PROVIDED RECORDS =>
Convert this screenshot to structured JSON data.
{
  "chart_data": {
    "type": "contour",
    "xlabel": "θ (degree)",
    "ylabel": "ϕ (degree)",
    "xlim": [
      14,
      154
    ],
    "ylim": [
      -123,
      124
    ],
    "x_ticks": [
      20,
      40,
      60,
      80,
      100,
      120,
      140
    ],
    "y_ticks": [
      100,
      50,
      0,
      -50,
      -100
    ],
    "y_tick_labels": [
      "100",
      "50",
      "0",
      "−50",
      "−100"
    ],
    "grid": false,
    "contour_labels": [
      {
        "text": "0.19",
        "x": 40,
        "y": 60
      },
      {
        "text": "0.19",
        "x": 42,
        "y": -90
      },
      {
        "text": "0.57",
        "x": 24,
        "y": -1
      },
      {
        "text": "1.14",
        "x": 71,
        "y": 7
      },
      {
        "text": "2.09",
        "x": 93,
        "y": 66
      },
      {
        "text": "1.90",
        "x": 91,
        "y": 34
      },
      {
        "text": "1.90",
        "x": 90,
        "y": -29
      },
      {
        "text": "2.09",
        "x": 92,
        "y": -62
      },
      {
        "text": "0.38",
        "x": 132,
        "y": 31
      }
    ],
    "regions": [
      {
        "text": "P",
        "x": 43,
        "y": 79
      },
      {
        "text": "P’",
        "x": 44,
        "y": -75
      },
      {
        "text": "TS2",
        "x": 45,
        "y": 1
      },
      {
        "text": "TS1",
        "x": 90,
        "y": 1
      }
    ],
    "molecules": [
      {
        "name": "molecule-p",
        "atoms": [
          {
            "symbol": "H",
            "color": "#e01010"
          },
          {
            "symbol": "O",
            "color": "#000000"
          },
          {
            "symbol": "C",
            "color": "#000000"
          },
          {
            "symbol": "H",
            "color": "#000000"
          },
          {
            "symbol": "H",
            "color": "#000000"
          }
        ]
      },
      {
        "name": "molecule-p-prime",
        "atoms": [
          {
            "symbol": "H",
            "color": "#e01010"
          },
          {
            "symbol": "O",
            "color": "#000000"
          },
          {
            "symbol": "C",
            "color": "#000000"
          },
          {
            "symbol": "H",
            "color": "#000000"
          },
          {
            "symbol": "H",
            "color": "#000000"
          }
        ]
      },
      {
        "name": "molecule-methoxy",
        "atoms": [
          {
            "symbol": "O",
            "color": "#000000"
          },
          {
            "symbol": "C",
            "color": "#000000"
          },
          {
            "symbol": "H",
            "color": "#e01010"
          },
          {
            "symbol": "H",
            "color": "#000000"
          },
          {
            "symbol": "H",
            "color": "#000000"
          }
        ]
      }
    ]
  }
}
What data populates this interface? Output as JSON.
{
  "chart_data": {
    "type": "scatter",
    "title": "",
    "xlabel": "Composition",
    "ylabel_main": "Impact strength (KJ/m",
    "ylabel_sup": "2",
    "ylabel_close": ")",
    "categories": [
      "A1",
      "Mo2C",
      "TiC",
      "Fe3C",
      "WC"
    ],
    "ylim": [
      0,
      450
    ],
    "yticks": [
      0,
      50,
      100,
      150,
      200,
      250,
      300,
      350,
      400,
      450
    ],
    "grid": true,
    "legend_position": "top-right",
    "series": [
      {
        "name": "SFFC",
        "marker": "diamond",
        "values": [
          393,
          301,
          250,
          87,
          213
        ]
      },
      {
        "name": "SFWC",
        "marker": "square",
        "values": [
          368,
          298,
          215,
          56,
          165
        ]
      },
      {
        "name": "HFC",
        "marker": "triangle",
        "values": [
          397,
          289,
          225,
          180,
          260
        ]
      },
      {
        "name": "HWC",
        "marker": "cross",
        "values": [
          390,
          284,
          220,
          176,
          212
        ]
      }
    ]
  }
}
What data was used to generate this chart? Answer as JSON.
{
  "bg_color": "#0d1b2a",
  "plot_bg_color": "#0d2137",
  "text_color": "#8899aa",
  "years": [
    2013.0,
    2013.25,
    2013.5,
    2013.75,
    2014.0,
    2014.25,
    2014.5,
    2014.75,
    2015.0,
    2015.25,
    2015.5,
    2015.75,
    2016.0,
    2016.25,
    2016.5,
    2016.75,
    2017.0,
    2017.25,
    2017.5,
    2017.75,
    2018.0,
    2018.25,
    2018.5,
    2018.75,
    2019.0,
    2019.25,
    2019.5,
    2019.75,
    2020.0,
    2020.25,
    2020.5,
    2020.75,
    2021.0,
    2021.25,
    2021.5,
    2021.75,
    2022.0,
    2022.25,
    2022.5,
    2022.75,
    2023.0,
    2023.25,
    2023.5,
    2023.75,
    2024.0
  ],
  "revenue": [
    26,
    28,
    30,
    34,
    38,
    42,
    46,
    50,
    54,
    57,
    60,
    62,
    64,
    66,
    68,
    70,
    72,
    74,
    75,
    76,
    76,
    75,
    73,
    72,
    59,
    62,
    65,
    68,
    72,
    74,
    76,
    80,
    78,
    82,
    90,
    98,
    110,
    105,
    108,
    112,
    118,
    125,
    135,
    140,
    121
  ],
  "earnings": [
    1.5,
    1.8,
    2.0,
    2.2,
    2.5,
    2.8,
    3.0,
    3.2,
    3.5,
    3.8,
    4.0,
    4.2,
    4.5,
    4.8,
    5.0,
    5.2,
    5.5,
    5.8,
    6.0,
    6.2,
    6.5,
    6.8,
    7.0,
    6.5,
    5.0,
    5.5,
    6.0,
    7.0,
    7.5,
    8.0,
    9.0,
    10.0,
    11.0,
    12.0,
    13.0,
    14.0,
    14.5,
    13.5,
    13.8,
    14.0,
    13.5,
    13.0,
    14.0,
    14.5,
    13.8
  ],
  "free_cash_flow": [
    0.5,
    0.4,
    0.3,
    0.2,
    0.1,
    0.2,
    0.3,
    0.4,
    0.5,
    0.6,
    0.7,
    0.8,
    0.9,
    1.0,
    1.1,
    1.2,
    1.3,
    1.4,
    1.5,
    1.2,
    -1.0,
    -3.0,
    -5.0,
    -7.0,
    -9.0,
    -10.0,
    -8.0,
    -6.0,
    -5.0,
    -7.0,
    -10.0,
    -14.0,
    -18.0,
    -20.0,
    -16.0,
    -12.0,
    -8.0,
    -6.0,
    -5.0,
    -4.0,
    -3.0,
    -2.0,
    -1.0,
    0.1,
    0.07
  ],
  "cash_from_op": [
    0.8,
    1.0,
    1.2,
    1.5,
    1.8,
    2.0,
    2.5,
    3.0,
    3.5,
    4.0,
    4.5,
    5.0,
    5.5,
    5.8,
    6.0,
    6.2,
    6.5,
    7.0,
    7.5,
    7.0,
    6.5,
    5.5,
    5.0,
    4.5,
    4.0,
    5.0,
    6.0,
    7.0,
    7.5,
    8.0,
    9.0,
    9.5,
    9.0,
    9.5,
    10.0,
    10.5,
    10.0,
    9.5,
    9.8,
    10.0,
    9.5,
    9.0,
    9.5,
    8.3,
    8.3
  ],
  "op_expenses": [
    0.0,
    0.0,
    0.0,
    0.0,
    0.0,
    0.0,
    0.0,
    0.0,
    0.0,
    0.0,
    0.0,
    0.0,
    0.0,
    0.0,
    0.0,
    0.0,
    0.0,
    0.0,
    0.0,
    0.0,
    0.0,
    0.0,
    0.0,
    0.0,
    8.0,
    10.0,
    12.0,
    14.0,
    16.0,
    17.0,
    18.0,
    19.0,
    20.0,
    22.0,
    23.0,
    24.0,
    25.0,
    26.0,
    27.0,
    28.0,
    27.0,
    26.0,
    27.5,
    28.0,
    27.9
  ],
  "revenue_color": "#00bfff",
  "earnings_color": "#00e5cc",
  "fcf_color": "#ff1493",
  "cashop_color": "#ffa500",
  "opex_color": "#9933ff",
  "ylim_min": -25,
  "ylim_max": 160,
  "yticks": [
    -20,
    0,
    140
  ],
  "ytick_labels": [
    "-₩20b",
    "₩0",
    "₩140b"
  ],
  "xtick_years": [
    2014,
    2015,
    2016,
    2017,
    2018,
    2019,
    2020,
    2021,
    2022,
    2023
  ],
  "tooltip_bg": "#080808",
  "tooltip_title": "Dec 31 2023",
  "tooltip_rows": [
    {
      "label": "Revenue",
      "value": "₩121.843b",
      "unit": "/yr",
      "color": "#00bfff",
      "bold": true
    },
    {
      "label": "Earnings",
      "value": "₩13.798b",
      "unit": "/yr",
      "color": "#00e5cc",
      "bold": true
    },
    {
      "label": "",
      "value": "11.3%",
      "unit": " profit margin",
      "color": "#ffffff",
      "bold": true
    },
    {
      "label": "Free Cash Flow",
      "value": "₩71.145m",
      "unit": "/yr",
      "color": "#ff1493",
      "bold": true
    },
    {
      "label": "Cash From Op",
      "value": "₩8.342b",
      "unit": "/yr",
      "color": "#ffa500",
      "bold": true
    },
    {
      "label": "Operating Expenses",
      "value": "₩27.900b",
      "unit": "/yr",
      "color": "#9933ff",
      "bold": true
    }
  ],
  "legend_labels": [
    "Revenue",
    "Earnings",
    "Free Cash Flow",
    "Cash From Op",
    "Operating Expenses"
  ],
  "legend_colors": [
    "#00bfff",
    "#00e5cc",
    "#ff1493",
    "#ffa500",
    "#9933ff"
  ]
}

YOUR TASK => Select every line of the records holding the string "Operating".

CORRECT OUTPUT =>
      "label": "Operating Expenses",
    "Operating Expenses"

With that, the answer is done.